▸ Required task
From the records below, pull each line that has "результатов".

▸ Records provided
## START
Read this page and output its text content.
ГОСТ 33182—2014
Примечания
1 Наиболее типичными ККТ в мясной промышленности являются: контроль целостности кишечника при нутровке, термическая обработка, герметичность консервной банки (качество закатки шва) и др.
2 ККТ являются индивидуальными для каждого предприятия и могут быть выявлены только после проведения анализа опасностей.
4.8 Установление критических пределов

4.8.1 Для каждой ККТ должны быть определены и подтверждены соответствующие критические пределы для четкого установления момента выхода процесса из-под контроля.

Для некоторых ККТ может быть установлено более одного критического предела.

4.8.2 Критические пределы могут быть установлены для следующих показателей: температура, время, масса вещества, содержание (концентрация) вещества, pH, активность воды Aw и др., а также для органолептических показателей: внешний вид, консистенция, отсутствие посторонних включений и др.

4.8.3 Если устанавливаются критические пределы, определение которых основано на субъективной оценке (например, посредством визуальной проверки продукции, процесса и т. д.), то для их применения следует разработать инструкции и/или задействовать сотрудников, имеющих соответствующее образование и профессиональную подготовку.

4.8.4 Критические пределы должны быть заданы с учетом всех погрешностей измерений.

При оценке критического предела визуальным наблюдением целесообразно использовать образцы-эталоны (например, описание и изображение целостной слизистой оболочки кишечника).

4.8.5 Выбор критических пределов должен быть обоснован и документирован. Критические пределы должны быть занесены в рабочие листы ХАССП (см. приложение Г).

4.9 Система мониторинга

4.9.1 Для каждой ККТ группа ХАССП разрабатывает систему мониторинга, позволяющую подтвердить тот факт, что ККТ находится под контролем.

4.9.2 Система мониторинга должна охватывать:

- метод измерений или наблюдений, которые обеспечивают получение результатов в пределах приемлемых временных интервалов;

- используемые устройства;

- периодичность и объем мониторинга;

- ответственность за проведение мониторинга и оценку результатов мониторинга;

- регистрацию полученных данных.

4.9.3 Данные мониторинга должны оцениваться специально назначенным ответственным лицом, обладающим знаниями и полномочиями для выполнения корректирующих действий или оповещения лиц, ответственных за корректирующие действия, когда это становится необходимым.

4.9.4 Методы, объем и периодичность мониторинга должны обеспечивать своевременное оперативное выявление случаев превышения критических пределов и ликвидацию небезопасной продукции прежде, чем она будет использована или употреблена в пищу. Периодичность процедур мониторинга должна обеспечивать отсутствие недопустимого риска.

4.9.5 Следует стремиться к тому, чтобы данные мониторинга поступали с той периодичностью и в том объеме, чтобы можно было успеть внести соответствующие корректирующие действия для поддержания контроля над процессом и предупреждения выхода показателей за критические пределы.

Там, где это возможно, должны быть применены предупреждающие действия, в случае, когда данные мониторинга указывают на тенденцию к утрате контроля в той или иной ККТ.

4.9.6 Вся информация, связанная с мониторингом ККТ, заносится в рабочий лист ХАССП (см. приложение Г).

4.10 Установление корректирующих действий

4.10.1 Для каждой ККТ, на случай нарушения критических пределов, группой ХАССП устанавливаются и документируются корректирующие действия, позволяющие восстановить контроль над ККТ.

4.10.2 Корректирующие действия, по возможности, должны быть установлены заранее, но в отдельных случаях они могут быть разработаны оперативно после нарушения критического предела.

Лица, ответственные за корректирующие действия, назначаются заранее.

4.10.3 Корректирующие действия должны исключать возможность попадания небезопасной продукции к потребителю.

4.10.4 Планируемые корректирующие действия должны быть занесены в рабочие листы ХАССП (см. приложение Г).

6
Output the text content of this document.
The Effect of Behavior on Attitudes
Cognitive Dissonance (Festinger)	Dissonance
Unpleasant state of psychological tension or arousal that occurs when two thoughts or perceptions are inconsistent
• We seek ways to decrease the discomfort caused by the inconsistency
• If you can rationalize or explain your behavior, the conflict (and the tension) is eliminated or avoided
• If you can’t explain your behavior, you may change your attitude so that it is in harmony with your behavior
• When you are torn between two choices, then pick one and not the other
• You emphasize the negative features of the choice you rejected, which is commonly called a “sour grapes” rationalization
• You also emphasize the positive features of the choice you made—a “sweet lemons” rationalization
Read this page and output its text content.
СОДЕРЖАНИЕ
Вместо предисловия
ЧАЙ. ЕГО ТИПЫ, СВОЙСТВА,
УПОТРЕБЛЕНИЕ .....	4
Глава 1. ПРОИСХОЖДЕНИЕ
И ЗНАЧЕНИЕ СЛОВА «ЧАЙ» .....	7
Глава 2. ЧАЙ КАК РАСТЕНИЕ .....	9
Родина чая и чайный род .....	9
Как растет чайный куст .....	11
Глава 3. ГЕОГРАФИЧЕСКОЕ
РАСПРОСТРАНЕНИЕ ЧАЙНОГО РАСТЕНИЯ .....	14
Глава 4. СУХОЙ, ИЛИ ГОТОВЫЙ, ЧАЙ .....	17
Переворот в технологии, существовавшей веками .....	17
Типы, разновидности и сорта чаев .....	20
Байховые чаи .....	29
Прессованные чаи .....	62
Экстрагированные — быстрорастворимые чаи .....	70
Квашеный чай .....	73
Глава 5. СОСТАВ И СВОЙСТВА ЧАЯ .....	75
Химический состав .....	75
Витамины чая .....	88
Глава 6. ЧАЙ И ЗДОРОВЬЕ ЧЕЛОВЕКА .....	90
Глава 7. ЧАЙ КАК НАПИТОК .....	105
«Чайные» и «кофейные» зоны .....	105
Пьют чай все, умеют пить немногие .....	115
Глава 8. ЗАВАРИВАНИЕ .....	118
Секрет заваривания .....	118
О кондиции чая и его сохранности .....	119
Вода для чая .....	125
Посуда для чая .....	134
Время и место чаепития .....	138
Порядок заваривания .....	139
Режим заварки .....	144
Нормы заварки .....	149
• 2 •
## END
▸ Full output
- метод измерений или наблюдений, которые обеспечивают получение результатов в пределах приемлемых временных интервалов;
- ответственность за проведение мониторинга и оценку результатов мониторинга;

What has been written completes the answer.